Task description ->
Quote every line of the material beneath this one.

········

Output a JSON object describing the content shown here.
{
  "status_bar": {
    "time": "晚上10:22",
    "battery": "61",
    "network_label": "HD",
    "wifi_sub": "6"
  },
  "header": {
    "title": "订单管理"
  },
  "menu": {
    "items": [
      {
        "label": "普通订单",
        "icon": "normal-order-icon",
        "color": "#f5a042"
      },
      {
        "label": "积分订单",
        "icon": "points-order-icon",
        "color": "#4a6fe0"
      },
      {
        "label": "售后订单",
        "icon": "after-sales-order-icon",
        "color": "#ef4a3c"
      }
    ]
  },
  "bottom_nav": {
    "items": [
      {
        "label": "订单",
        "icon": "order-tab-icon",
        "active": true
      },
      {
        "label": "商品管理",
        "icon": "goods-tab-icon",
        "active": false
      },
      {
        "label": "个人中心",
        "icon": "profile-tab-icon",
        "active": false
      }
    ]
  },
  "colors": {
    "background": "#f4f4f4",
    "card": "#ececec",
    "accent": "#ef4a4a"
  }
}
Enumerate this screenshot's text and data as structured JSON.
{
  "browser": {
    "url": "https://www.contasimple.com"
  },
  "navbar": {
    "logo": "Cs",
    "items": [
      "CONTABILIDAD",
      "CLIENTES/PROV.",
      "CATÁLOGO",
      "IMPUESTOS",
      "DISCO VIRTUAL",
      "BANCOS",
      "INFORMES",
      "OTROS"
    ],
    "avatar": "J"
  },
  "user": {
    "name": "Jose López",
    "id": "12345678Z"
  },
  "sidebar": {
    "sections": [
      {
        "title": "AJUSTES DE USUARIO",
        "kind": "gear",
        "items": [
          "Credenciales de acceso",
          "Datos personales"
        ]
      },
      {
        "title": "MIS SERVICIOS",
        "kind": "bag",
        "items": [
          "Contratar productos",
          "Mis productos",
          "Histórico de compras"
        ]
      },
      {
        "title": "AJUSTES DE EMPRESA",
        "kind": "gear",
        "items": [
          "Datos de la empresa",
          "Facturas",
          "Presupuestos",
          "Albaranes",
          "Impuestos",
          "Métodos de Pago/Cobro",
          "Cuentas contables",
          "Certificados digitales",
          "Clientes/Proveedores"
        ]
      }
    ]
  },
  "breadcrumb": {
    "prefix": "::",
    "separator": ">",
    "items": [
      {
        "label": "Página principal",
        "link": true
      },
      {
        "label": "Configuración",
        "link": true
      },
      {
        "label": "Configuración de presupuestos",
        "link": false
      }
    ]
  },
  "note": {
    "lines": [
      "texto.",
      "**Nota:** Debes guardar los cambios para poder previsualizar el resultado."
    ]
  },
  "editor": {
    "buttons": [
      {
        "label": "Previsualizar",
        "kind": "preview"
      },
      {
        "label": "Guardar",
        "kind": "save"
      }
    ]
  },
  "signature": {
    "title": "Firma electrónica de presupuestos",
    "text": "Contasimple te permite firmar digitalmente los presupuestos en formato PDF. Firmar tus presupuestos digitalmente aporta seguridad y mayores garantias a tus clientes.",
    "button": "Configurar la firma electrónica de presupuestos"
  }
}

········

Exercise output ->
Output a JSON object describing the content shown here.
{
  "status_bar": {
    "time": "晚上10:22",
    "battery": "61",
    "network_label": "HD",
    "wifi_sub": "6"
  },
  "header": {
    "title": "订单管理"
  },
  "menu": {
    "items": [
      {
        "label": "普通订单",
        "icon": "normal-order-icon",
        "color": "#f5a042"
      },
      {
        "label": "积分订单",
        "icon": "points-order-icon",
        "color": "#4a6fe0"
      },
      {
        "label": "售后订单",
        "icon": "after-sales-order-icon",
        "color": "#ef4a3c"
      }
    ]
  },
  "bottom_nav": {
    "items": [
      {
        "label": "订单",
        "icon": "order-tab-icon",
        "active": true
      },
      {
        "label": "商品管理",
        "icon": "goods-tab-icon",
        "active": false
      },
      {
        "label": "个人中心",
        "icon": "profile-tab-icon",
        "active": false
      }
    ]
  },
  "colors": {
    "background": "#f4f4f4",
    "card": "#ececec",
    "accent": "#ef4a4a"
  }
}
Enumerate this screenshot's text and data as structured JSON.
{
  "browser": {
    "url": "https://www.contasimple.com"
  },
  "navbar": {
    "logo": "Cs",
    "items": [
      "CONTABILIDAD",
      "CLIENTES/PROV.",
      "CATÁLOGO",
      "IMPUESTOS",
      "DISCO VIRTUAL",
      "BANCOS",
      "INFORMES",
      "OTROS"
    ],
    "avatar": "J"
  },
  "user": {
    "name": "Jose López",
    "id": "12345678Z"
  },
  "sidebar": {
    "sections": [
      {
        "title": "AJUSTES DE USUARIO",
        "kind": "gear",
        "items": [
          "Credenciales de acceso",
          "Datos personales"
        ]
      },
      {
        "title": "MIS SERVICIOS",
        "kind": "bag",
        "items": [
          "Contratar productos",
          "Mis productos",
          "Histórico de compras"
        ]
      },
      {
        "title": "AJUSTES DE EMPRESA",
        "kind": "gear",
        "items": [
          "Datos de la empresa",
          "Facturas",
          "Presupuestos",
          "Albaranes",
          "Impuestos",
          "Métodos de Pago/Cobro",
          "Cuentas contables",
          "Certificados digitales",
          "Clientes/Proveedores"
        ]
      }
    ]
  },
  "breadcrumb": {
    "prefix": "::",
    "separator": ">",
    "items": [
      {
        "label": "Página principal",
        "link": true
      },
      {
        "label": "Configuración",
        "link": true
      },
      {
        "label": "Configuración de presupuestos",
        "link": false
      }
    ]
  },
  "note": {
    "lines": [
      "texto.",
      "**Nota:** Debes guardar los cambios para poder previsualizar el resultado."
    ]
  },
  "editor": {
    "buttons": [
      {
        "label": "Previsualizar",
        "kind": "preview"
      },
      {
        "label": "Guardar",
        "kind": "save"
      }
    ]
  },
  "signature": {
    "title": "Firma electrónica de presupuestos",
    "text": "Contasimple te permite firmar digitalmente los presupuestos en formato PDF. Firmar tus presupuestos digitalmente aporta seguridad y mayores garantias a tus clientes.",
    "button": "Configurar la firma electrónica de presupuestos"
  }
}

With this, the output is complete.